- TASK TO CARRY OUT
Could you write out every record below exactly, leaving out any pictures?
****************
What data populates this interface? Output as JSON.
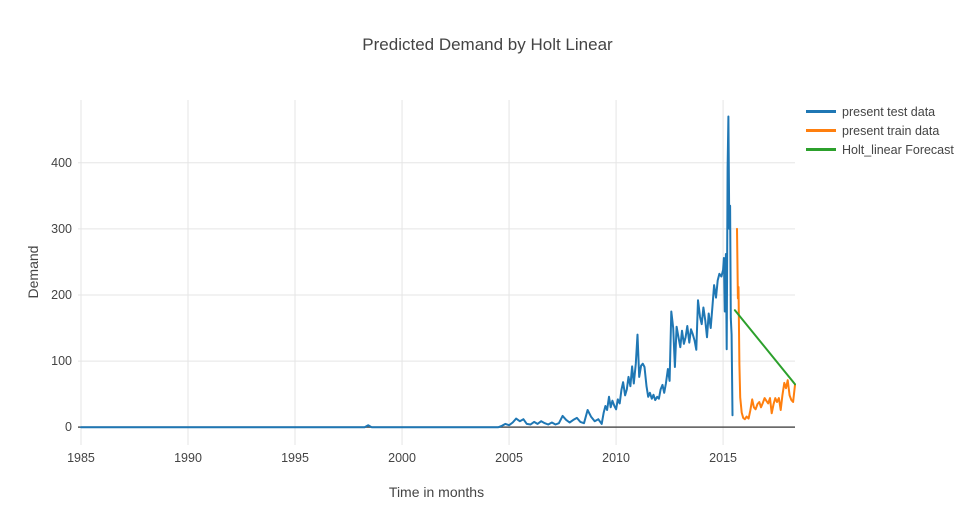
{
  "chart_data": {
    "type": "line",
    "title": "Predicted Demand by Holt Linear",
    "xlabel": "Time in months",
    "ylabel": "Demand",
    "x_ticks": [
      1985,
      1990,
      1995,
      2000,
      2005,
      2010,
      2015
    ],
    "y_ticks": [
      0,
      100,
      200,
      300,
      400
    ],
    "x_range": [
      1984.86,
      2018.36
    ],
    "y_range": [
      -27,
      495
    ],
    "grid": true,
    "legend_position": "right-outside",
    "colors": {
      "background": "#ffffff",
      "gridline": "#e5e5e5",
      "zeroline": "#545454",
      "text": "#444444",
      "title": "#444444"
    },
    "series": [
      {
        "name": "present test data",
        "color": "#1f77b4",
        "points": [
          [
            1985,
            0
          ],
          [
            1988,
            0
          ],
          [
            1991,
            0
          ],
          [
            1994,
            0
          ],
          [
            1996.5,
            0
          ],
          [
            1998.25,
            0
          ],
          [
            1998.42,
            3
          ],
          [
            1998.58,
            0
          ],
          [
            2000,
            0
          ],
          [
            2002,
            0
          ],
          [
            2003.5,
            0
          ],
          [
            2004.5,
            0
          ],
          [
            2004.67,
            2
          ],
          [
            2004.83,
            5
          ],
          [
            2005,
            3
          ],
          [
            2005.17,
            7
          ],
          [
            2005.33,
            13
          ],
          [
            2005.5,
            9
          ],
          [
            2005.67,
            12
          ],
          [
            2005.83,
            5
          ],
          [
            2006,
            4
          ],
          [
            2006.17,
            8
          ],
          [
            2006.33,
            5
          ],
          [
            2006.5,
            9
          ],
          [
            2006.67,
            6
          ],
          [
            2006.83,
            4
          ],
          [
            2007,
            7
          ],
          [
            2007.17,
            4
          ],
          [
            2007.33,
            6
          ],
          [
            2007.5,
            17
          ],
          [
            2007.67,
            11
          ],
          [
            2007.83,
            7
          ],
          [
            2008,
            11
          ],
          [
            2008.17,
            14
          ],
          [
            2008.33,
            8
          ],
          [
            2008.5,
            6
          ],
          [
            2008.67,
            26
          ],
          [
            2008.83,
            16
          ],
          [
            2009,
            9
          ],
          [
            2009.17,
            12
          ],
          [
            2009.33,
            5
          ],
          [
            2009.42,
            22
          ],
          [
            2009.5,
            32
          ],
          [
            2009.58,
            26
          ],
          [
            2009.67,
            46
          ],
          [
            2009.75,
            30
          ],
          [
            2009.83,
            40
          ],
          [
            2009.92,
            32
          ],
          [
            2010,
            27
          ],
          [
            2010.08,
            42
          ],
          [
            2010.17,
            36
          ],
          [
            2010.25,
            56
          ],
          [
            2010.33,
            68
          ],
          [
            2010.42,
            48
          ],
          [
            2010.5,
            57
          ],
          [
            2010.58,
            76
          ],
          [
            2010.67,
            62
          ],
          [
            2010.75,
            92
          ],
          [
            2010.83,
            66
          ],
          [
            2010.92,
            96
          ],
          [
            2011,
            140
          ],
          [
            2011.08,
            76
          ],
          [
            2011.17,
            93
          ],
          [
            2011.25,
            96
          ],
          [
            2011.33,
            91
          ],
          [
            2011.42,
            62
          ],
          [
            2011.5,
            46
          ],
          [
            2011.58,
            52
          ],
          [
            2011.67,
            43
          ],
          [
            2011.75,
            49
          ],
          [
            2011.83,
            41
          ],
          [
            2011.92,
            46
          ],
          [
            2012,
            43
          ],
          [
            2012.08,
            57
          ],
          [
            2012.17,
            64
          ],
          [
            2012.25,
            52
          ],
          [
            2012.33,
            66
          ],
          [
            2012.42,
            88
          ],
          [
            2012.5,
            70
          ],
          [
            2012.58,
            175
          ],
          [
            2012.67,
            150
          ],
          [
            2012.75,
            91
          ],
          [
            2012.83,
            152
          ],
          [
            2012.92,
            135
          ],
          [
            2013,
            121
          ],
          [
            2013.08,
            146
          ],
          [
            2013.17,
            126
          ],
          [
            2013.25,
            136
          ],
          [
            2013.33,
            153
          ],
          [
            2013.42,
            128
          ],
          [
            2013.5,
            148
          ],
          [
            2013.58,
            141
          ],
          [
            2013.67,
            131
          ],
          [
            2013.75,
            117
          ],
          [
            2013.83,
            192
          ],
          [
            2013.92,
            167
          ],
          [
            2014,
            156
          ],
          [
            2014.08,
            181
          ],
          [
            2014.17,
            161
          ],
          [
            2014.25,
            136
          ],
          [
            2014.33,
            172
          ],
          [
            2014.42,
            150
          ],
          [
            2014.5,
            182
          ],
          [
            2014.58,
            215
          ],
          [
            2014.67,
            196
          ],
          [
            2014.75,
            222
          ],
          [
            2014.83,
            232
          ],
          [
            2014.92,
            228
          ],
          [
            2015,
            238
          ],
          [
            2015.04,
            256
          ],
          [
            2015.08,
            175
          ],
          [
            2015.13,
            262
          ],
          [
            2015.17,
            118
          ],
          [
            2015.21,
            392
          ],
          [
            2015.25,
            470
          ],
          [
            2015.29,
            300
          ],
          [
            2015.33,
            335
          ],
          [
            2015.36,
            165
          ],
          [
            2015.4,
            140
          ],
          [
            2015.44,
            18
          ]
        ]
      },
      {
        "name": "present train data",
        "color": "#ff7f0e",
        "points": [
          [
            2015.65,
            300
          ],
          [
            2015.69,
            195
          ],
          [
            2015.72,
            212
          ],
          [
            2015.76,
            95
          ],
          [
            2015.8,
            45
          ],
          [
            2015.87,
            22
          ],
          [
            2015.94,
            14
          ],
          [
            2016.02,
            12
          ],
          [
            2016.1,
            16
          ],
          [
            2016.19,
            13
          ],
          [
            2016.27,
            25
          ],
          [
            2016.36,
            42
          ],
          [
            2016.44,
            30
          ],
          [
            2016.52,
            27
          ],
          [
            2016.61,
            35
          ],
          [
            2016.69,
            38
          ],
          [
            2016.77,
            30
          ],
          [
            2016.86,
            37
          ],
          [
            2016.94,
            44
          ],
          [
            2017.02,
            40
          ],
          [
            2017.11,
            36
          ],
          [
            2017.19,
            44
          ],
          [
            2017.27,
            21
          ],
          [
            2017.36,
            35
          ],
          [
            2017.44,
            44
          ],
          [
            2017.52,
            38
          ],
          [
            2017.61,
            44
          ],
          [
            2017.69,
            26
          ],
          [
            2017.77,
            48
          ],
          [
            2017.86,
            67
          ],
          [
            2017.94,
            59
          ],
          [
            2018.02,
            71
          ],
          [
            2018.11,
            48
          ],
          [
            2018.19,
            41
          ],
          [
            2018.27,
            38
          ],
          [
            2018.36,
            64
          ]
        ]
      },
      {
        "name": "Holt_linear Forecast",
        "color": "#2ca02c",
        "points": [
          [
            2015.55,
            177
          ],
          [
            2018.36,
            65
          ]
        ]
      }
    ]
  }
}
****************
- THE SOLUTION
What data populates this interface? Output as JSON.
{
  "chart_data": {
    "type": "line",
    "title": "Predicted Demand by Holt Linear",
    "xlabel": "Time in months",
    "ylabel": "Demand",
    "x_ticks": [
      1985,
      1990,
      1995,
      2000,
      2005,
      2010,
      2015
    ],
    "y_ticks": [
      0,
      100,
      200,
      300,
      400
    ],
    "x_range": [
      1984.86,
      2018.36
    ],
    "y_range": [
      -27,
      495
    ],
    "grid": true,
    "legend_position": "right-outside",
    "colors": {
      "background": "#ffffff",
      "gridline": "#e5e5e5",
      "zeroline": "#545454",
      "text": "#444444",
      "title": "#444444"
    },
    "series": [
      {
        "name": "present test data",
        "color": "#1f77b4",
        "points": [
          [
            1985,
            0
          ],
          [
            1988,
            0
          ],
          [
            1991,
            0
          ],
          [
            1994,
            0
          ],
          [
            1996.5,
            0
          ],
          [
            1998.25,
            0
          ],
          [
            1998.42,
            3
          ],
          [
            1998.58,
            0
          ],
          [
            2000,
            0
          ],
          [
            2002,
            0
          ],
          [
            2003.5,
            0
          ],
          [
            2004.5,
            0
          ],
          [
            2004.67,
            2
          ],
          [
            2004.83,
            5
          ],
          [
            2005,
            3
          ],
          [
            2005.17,
            7
          ],
          [
            2005.33,
            13
          ],
          [
            2005.5,
            9
          ],
          [
            2005.67,
            12
          ],
          [
            2005.83,
            5
          ],
          [
            2006,
            4
          ],
          [
            2006.17,
            8
          ],
          [
            2006.33,
            5
          ],
          [
            2006.5,
            9
          ],
          [
            2006.67,
            6
          ],
          [
            2006.83,
            4
          ],
          [
            2007,
            7
          ],
          [
            2007.17,
            4
          ],
          [
            2007.33,
            6
          ],
          [
            2007.5,
            17
          ],
          [
            2007.67,
            11
          ],
          [
            2007.83,
            7
          ],
          [
            2008,
            11
          ],
          [
            2008.17,
            14
          ],
          [
            2008.33,
            8
          ],
          [
            2008.5,
            6
          ],
          [
            2008.67,
            26
          ],
          [
            2008.83,
            16
          ],
          [
            2009,
            9
          ],
          [
            2009.17,
            12
          ],
          [
            2009.33,
            5
          ],
          [
            2009.42,
            22
          ],
          [
            2009.5,
            32
          ],
          [
            2009.58,
            26
          ],
          [
            2009.67,
            46
          ],
          [
            2009.75,
            30
          ],
          [
            2009.83,
            40
          ],
          [
            2009.92,
            32
          ],
          [
            2010,
            27
          ],
          [
            2010.08,
            42
          ],
          [
            2010.17,
            36
          ],
          [
            2010.25,
            56
          ],
          [
            2010.33,
            68
          ],
          [
            2010.42,
            48
          ],
          [
            2010.5,
            57
          ],
          [
            2010.58,
            76
          ],
          [
            2010.67,
            62
          ],
          [
            2010.75,
            92
          ],
          [
            2010.83,
            66
          ],
          [
            2010.92,
            96
          ],
          [
            2011,
            140
          ],
          [
            2011.08,
            76
          ],
          [
            2011.17,
            93
          ],
          [
            2011.25,
            96
          ],
          [
            2011.33,
            91
          ],
          [
            2011.42,
            62
          ],
          [
            2011.5,
            46
          ],
          [
            2011.58,
            52
          ],
          [
            2011.67,
            43
          ],
          [
            2011.75,
            49
          ],
          [
            2011.83,
            41
          ],
          [
            2011.92,
            46
          ],
          [
            2012,
            43
          ],
          [
            2012.08,
            57
          ],
          [
            2012.17,
            64
          ],
          [
            2012.25,
            52
          ],
          [
            2012.33,
            66
          ],
          [
            2012.42,
            88
          ],
          [
            2012.5,
            70
          ],
          [
            2012.58,
            175
          ],
          [
            2012.67,
            150
          ],
          [
            2012.75,
            91
          ],
          [
            2012.83,
            152
          ],
          [
            2012.92,
            135
          ],
          [
            2013,
            121
          ],
          [
            2013.08,
            146
          ],
          [
            2013.17,
            126
          ],
          [
            2013.25,
            136
          ],
          [
            2013.33,
            153
          ],
          [
            2013.42,
            128
          ],
          [
            2013.5,
            148
          ],
          [
            2013.58,
            141
          ],
          [
            2013.67,
            131
          ],
          [
            2013.75,
            117
          ],
          [
            2013.83,
            192
          ],
          [
            2013.92,
            167
          ],
          [
            2014,
            156
          ],
          [
            2014.08,
            181
          ],
          [
            2014.17,
            161
          ],
          [
            2014.25,
            136
          ],
          [
            2014.33,
            172
          ],
          [
            2014.42,
            150
          ],
          [
            2014.5,
            182
          ],
          [
            2014.58,
            215
          ],
          [
            2014.67,
            196
          ],
          [
            2014.75,
            222
          ],
          [
            2014.83,
            232
          ],
          [
            2014.92,
            228
          ],
          [
            2015,
            238
          ],
          [
            2015.04,
            256
          ],
          [
            2015.08,
            175
          ],
          [
            2015.13,
            262
          ],
          [
            2015.17,
            118
          ],
          [
            2015.21,
            392
          ],
          [
            2015.25,
            470
          ],
          [
            2015.29,
            300
          ],
          [
            2015.33,
            335
          ],
          [
            2015.36,
            165
          ],
          [
            2015.4,
            140
          ],
          [
            2015.44,
            18
          ]
        ]
      },
      {
        "name": "present train data",
        "color": "#ff7f0e",
        "points": [
          [
            2015.65,
            300
          ],
          [
            2015.69,
            195
          ],
          [
            2015.72,
            212
          ],
          [
            2015.76,
            95
          ],
          [
            2015.8,
            45
          ],
          [
            2015.87,
            22
          ],
          [
            2015.94,
            14
          ],
          [
            2016.02,
            12
          ],
          [
            2016.1,
            16
          ],
          [
            2016.19,
            13
          ],
          [
            2016.27,
            25
          ],
          [
            2016.36,
            42
          ],
          [
            2016.44,
            30
          ],
          [
            2016.52,
            27
          ],
          [
            2016.61,
            35
          ],
          [
            2016.69,
            38
          ],
          [
            2016.77,
            30
          ],
          [
            2016.86,
            37
          ],
          [
            2016.94,
            44
          ],
          [
            2017.02,
            40
          ],
          [
            2017.11,
            36
          ],
          [
            2017.19,
            44
          ],
          [
            2017.27,
            21
          ],
          [
            2017.36,
            35
          ],
          [
            2017.44,
            44
          ],
          [
            2017.52,
            38
          ],
          [
            2017.61,
            44
          ],
          [
            2017.69,
            26
          ],
          [
            2017.77,
            48
          ],
          [
            2017.86,
            67
          ],
          [
            2017.94,
            59
          ],
          [
            2018.02,
            71
          ],
          [
            2018.11,
            48
          ],
          [
            2018.19,
            41
          ],
          [
            2018.27,
            38
          ],
          [
            2018.36,
            64
          ]
        ]
      },
      {
        "name": "Holt_linear Forecast",
        "color": "#2ca02c",
        "points": [
          [
            2015.55,
            177
          ],
          [
            2018.36,
            65
          ]
        ]
      }
    ]
  }
}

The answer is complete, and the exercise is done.